**WORK TO DO:** Pictures don't belong in the copy. Set down the lines from the one containing "Parse this screenshot: output" through the last line, exactly as they are.

[Excerpts from a figure dataset]
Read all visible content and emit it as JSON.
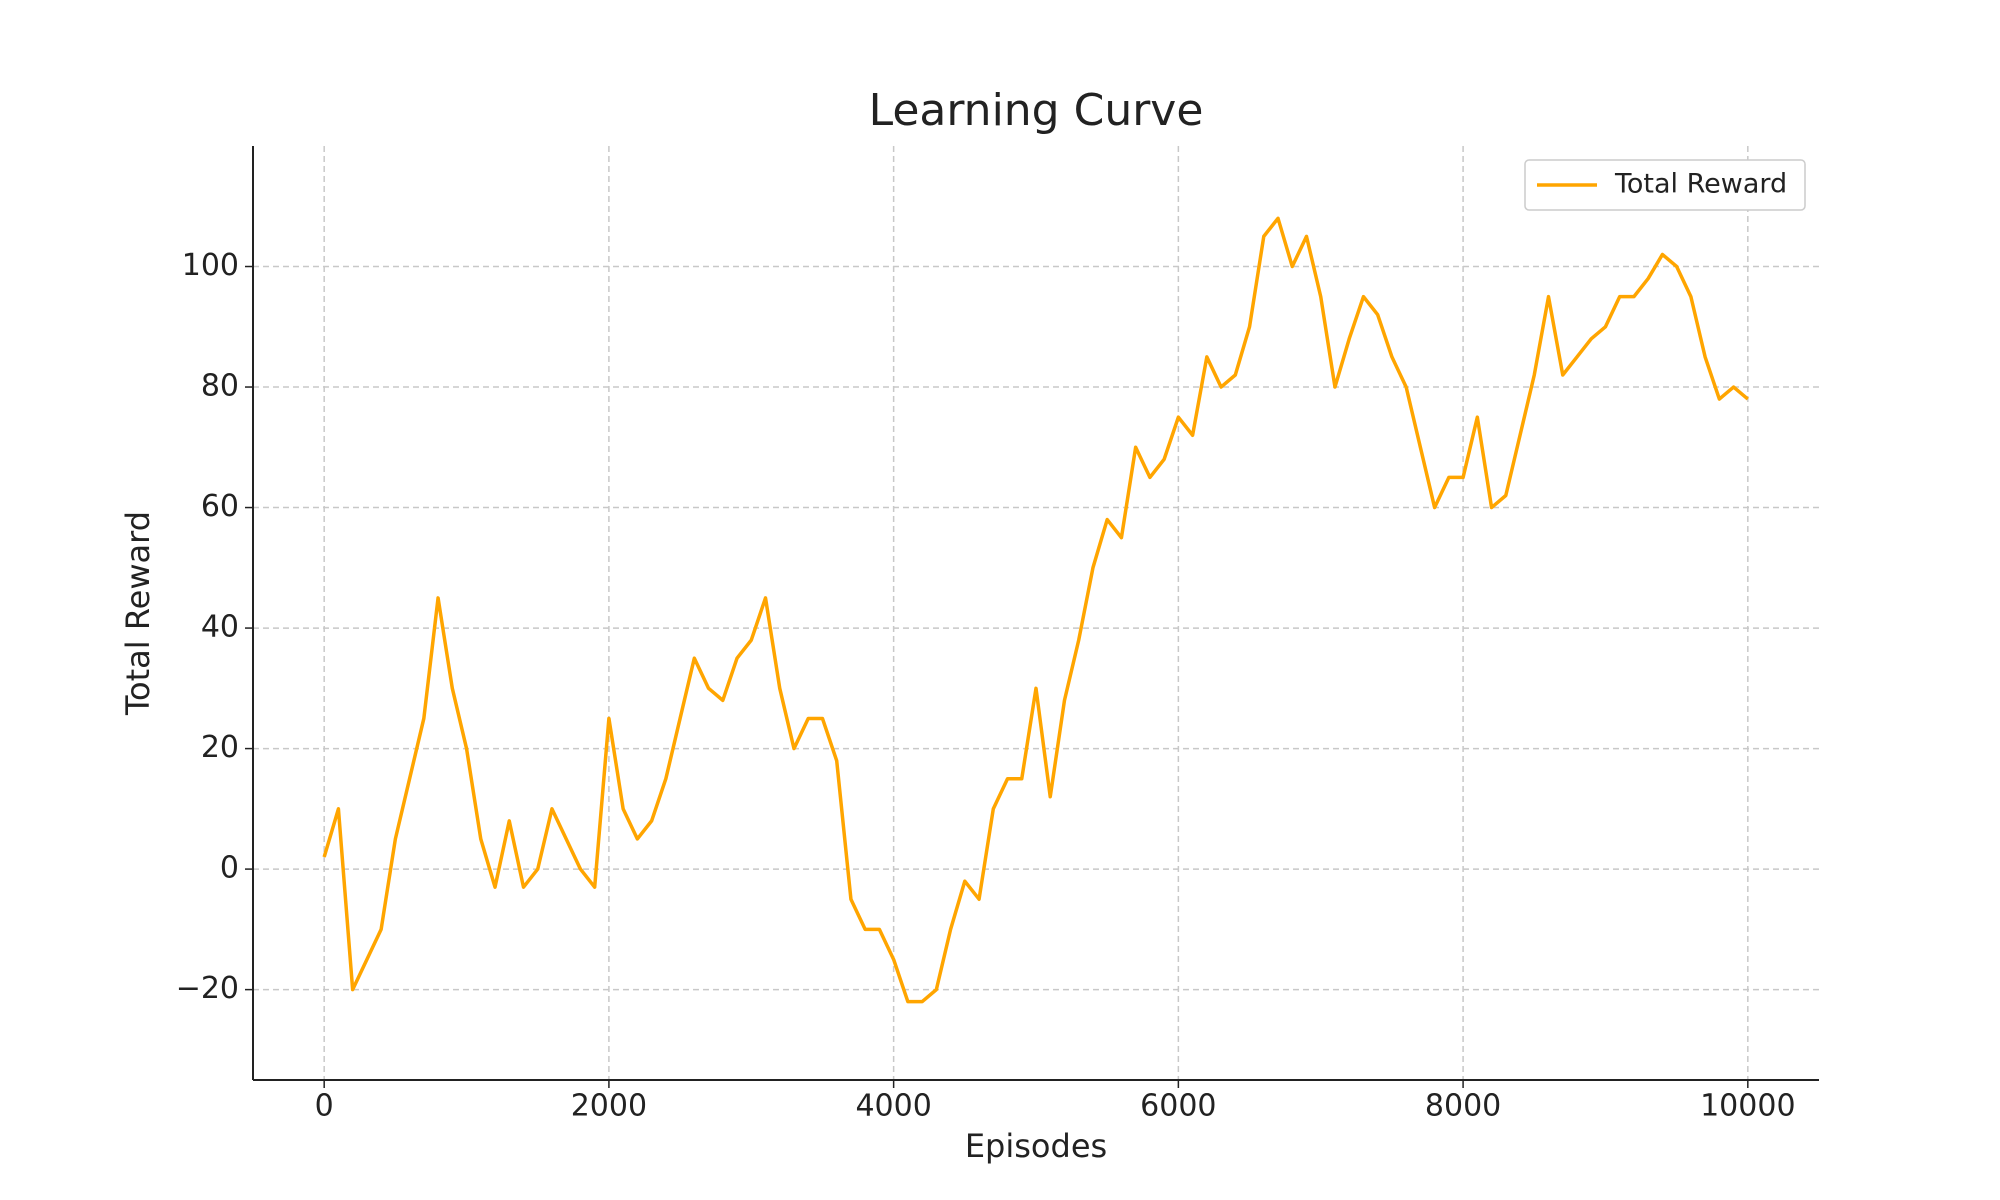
{
  "chart_data": {
    "type": "line",
    "title": "Learning Curve",
    "x_label": "Episodes",
    "y_label": "Total Reward",
    "x": [
      0,
      100,
      200,
      300,
      400,
      500,
      600,
      700,
      800,
      900,
      1000,
      1100,
      1200,
      1300,
      1400,
      1500,
      1600,
      1700,
      1800,
      1900,
      2000,
      2100,
      2200,
      2300,
      2400,
      2500,
      2600,
      2700,
      2800,
      2900,
      3000,
      3100,
      3200,
      3300,
      3400,
      3500,
      3600,
      3700,
      3800,
      3900,
      4000,
      4100,
      4200,
      4300,
      4400,
      4500,
      4600,
      4700,
      4800,
      4900,
      5000,
      5100,
      5200,
      5300,
      5400,
      5500,
      5600,
      5700,
      5800,
      5900,
      6000,
      6100,
      6200,
      6300,
      6400,
      6500,
      6600,
      6700,
      6800,
      6900,
      7000,
      7100,
      7200,
      7300,
      7400,
      7500,
      7600,
      7700,
      7800,
      7900,
      8000,
      8100,
      8200,
      8300,
      8400,
      8500,
      8600,
      8700,
      8800,
      8900,
      9000,
      9100,
      9200,
      9300,
      9400,
      9500,
      9600,
      9700,
      9800,
      9900,
      10000
    ],
    "series": [
      {
        "name": "Total Reward",
        "color": "#ffa500",
        "values": [
          2,
          10,
          -20,
          -15,
          -10,
          5,
          15,
          25,
          45,
          30,
          20,
          5,
          -3,
          8,
          -3,
          0,
          10,
          5,
          0,
          -3,
          25,
          10,
          5,
          8,
          15,
          25,
          35,
          30,
          28,
          35,
          38,
          45,
          30,
          20,
          25,
          25,
          18,
          -5,
          -10,
          -10,
          -15,
          -22,
          -22,
          -20,
          -10,
          -2,
          -5,
          10,
          15,
          15,
          30,
          12,
          28,
          38,
          50,
          58,
          55,
          70,
          65,
          68,
          75,
          72,
          85,
          80,
          82,
          90,
          105,
          108,
          100,
          105,
          95,
          80,
          88,
          95,
          92,
          85,
          80,
          70,
          60,
          65,
          65,
          75,
          60,
          62,
          72,
          82,
          95,
          82,
          85,
          88,
          90,
          95,
          95,
          98,
          102,
          100,
          95,
          85,
          78,
          80,
          78
        ]
      }
    ],
    "xlim": [
      -500,
      10500
    ],
    "ylim": [
      -35,
      120
    ],
    "xticks": [
      0,
      2000,
      4000,
      6000,
      8000,
      10000
    ],
    "yticks": [
      {
        "value": -20,
        "label": "−20"
      },
      0,
      20,
      40,
      60,
      80,
      100
    ],
    "grid": true,
    "legend": "upper right"
  }
}
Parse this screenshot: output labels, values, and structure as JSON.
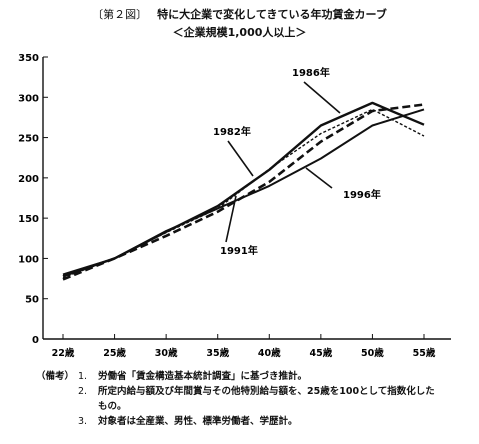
{
  "title": {
    "figure": "〔第２図〕",
    "text": "特に大企業で変化してきている年功賃金カーブ"
  },
  "subtitle": "＜企業規模1,000人以上＞",
  "notes": {
    "label": "（備考）",
    "items": [
      {
        "num": "1.",
        "text": "労働省「賃金構造基本統計調査」に基づき推計。"
      },
      {
        "num": "2.",
        "text": "所定内給与額及び年間賞与その他特別給与額を、25歳を100として指数化した",
        "cont": "もの。"
      },
      {
        "num": "3.",
        "text": "対象者は全産業、男性、標準労働者、学歴計。"
      }
    ]
  },
  "chart_data": {
    "type": "line",
    "categories": [
      "22歳",
      "25歳",
      "30歳",
      "35歳",
      "40歳",
      "45歳",
      "50歳",
      "55歳"
    ],
    "ylim": [
      0,
      350
    ],
    "yticks": [
      0,
      50,
      100,
      150,
      200,
      250,
      300,
      350
    ],
    "grid": false,
    "series": [
      {
        "name": "1986年",
        "style": "solid-thick",
        "values": [
          78,
          100,
          133,
          165,
          210,
          265,
          293,
          266
        ]
      },
      {
        "name": "1982年",
        "style": "dotted",
        "values": [
          76,
          100,
          132,
          162,
          211,
          255,
          285,
          252
        ]
      },
      {
        "name": "1991年",
        "style": "dashed",
        "values": [
          74,
          100,
          128,
          158,
          195,
          245,
          283,
          291
        ]
      },
      {
        "name": "1996年",
        "style": "solid",
        "values": [
          80,
          100,
          134,
          162,
          190,
          224,
          265,
          285
        ]
      }
    ]
  }
}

**WRITTEN RESPONSE:**
Parse this screenshot: output labels, values, and structure as JSON.
{
  "title": {
    "figure": "〔第２図〕",
    "text": "特に大企業で変化してきている年功賃金カーブ"
  },
  "subtitle": "＜企業規模1,000人以上＞",
  "notes": {
    "label": "（備考）",
    "items": [
      {
        "num": "1.",
        "text": "労働省「賃金構造基本統計調査」に基づき推計。"
      },
      {
        "num": "2.",
        "text": "所定内給与額及び年間賞与その他特別給与額を、25歳を100として指数化した",
        "cont": "もの。"
      },
      {
        "num": "3.",
        "text": "対象者は全産業、男性、標準労働者、学歴計。"
      }
    ]
  },
  "chart_data": {
    "type": "line",
    "categories": [
      "22歳",
      "25歳",
      "30歳",
      "35歳",
      "40歳",
      "45歳",
      "50歳",
      "55歳"
    ],
    "ylim": [
      0,
      350
    ],
    "yticks": [
      0,
      50,
      100,
      150,
      200,
      250,
      300,
      350
    ],
    "grid": false,
    "series": [
      {
        "name": "1986年",
        "style": "solid-thick",
        "values": [
          78,
          100,
          133,
          165,
          210,
          265,
          293,
          266
        ]
      },
      {
        "name": "1982年",
        "style": "dotted",
        "values": [
          76,
          100,
          132,
          162,
          211,
          255,
          285,
          252
        ]
      },
      {
        "name": "1991年",
        "style": "dashed",
        "values": [
          74,
          100,
          128,
          158,
          195,
          245,
          283,
          291
        ]
      },
      {
        "name": "1996年",
        "style": "solid",
        "values": [
          80,
          100,
          134,
          162,
          190,
          224,
          265,
          285
        ]
      }
    ]
  }
}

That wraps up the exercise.